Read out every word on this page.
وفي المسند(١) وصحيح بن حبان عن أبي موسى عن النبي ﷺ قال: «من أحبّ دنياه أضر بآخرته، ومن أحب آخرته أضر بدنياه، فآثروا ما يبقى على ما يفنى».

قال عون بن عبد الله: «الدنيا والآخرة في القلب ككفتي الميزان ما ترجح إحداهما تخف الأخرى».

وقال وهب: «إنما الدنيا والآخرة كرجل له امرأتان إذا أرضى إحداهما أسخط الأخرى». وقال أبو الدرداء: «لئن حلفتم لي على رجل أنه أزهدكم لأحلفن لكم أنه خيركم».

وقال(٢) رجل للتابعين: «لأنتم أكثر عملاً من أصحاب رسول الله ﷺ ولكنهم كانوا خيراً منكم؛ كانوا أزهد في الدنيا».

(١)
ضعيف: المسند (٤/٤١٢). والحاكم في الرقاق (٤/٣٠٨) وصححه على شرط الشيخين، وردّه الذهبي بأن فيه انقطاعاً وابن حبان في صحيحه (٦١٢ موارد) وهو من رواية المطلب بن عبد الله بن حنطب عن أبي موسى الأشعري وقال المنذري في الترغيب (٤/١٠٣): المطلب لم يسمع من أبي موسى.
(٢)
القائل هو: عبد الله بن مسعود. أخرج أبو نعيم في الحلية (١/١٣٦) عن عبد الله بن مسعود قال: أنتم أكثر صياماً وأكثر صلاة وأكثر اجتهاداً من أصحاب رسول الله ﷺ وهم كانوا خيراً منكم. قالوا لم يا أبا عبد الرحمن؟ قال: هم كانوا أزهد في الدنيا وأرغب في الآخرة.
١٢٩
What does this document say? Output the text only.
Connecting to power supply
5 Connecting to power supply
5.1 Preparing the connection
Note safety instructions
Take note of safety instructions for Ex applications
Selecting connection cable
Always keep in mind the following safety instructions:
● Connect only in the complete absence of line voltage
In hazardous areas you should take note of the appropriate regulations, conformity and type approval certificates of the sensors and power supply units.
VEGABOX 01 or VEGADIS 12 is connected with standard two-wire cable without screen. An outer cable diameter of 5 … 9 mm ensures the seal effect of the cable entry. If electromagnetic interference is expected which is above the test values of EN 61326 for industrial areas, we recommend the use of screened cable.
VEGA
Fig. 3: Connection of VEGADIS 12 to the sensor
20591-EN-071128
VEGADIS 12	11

- - -

▶ _AIM_
Your task is to transcribe the material exactly.

▶ _WRITTEN SOLUTION_
Read out every word on this page.
وفي المسند(١) وصحيح بن حبان عن أبي موسى عن النبي ﷺ قال: «من أحبّ دنياه أضر بآخرته، ومن أحب آخرته أضر بدنياه، فآثروا ما يبقى على ما يفنى».

قال عون بن عبد الله: «الدنيا والآخرة في القلب ككفتي الميزان ما ترجح إحداهما تخف الأخرى».

وقال وهب: «إنما الدنيا والآخرة كرجل له امرأتان إذا أرضى إحداهما أسخط الأخرى». وقال أبو الدرداء: «لئن حلفتم لي على رجل أنه أزهدكم لأحلفن لكم أنه خيركم».

وقال(٢) رجل للتابعين: «لأنتم أكثر عملاً من أصحاب رسول الله ﷺ ولكنهم كانوا خيراً منكم؛ كانوا أزهد في الدنيا».

(١)
ضعيف: المسند (٤/٤١٢). والحاكم في الرقاق (٤/٣٠٨) وصححه على شرط الشيخين، وردّه الذهبي بأن فيه انقطاعاً وابن حبان في صحيحه (٦١٢ موارد) وهو من رواية المطلب بن عبد الله بن حنطب عن أبي موسى الأشعري وقال المنذري في الترغيب (٤/١٠٣): المطلب لم يسمع من أبي موسى.
(٢)
القائل هو: عبد الله بن مسعود. أخرج أبو نعيم في الحلية (١/١٣٦) عن عبد الله بن مسعود قال: أنتم أكثر صياماً وأكثر صلاة وأكثر اجتهاداً من أصحاب رسول الله ﷺ وهم كانوا خيراً منكم. قالوا لم يا أبا عبد الرحمن؟ قال: هم كانوا أزهد في الدنيا وأرغب في الآخرة.
١٢٩
What does this document say? Output the text only.
Connecting to power supply
5 Connecting to power supply
5.1 Preparing the connection
Note safety instructions
Take note of safety instructions for Ex applications
Selecting connection cable
Always keep in mind the following safety instructions:
● Connect only in the complete absence of line voltage
In hazardous areas you should take note of the appropriate regulations, conformity and type approval certificates of the sensors and power supply units.
VEGABOX 01 or VEGADIS 12 is connected with standard two-wire cable without screen. An outer cable diameter of 5 … 9 mm ensures the seal effect of the cable entry. If electromagnetic interference is expected which is above the test values of EN 61326 for industrial areas, we recommend the use of screened cable.
VEGA
Fig. 3: Connection of VEGADIS 12 to the sensor
20591-EN-071128
VEGADIS 12	11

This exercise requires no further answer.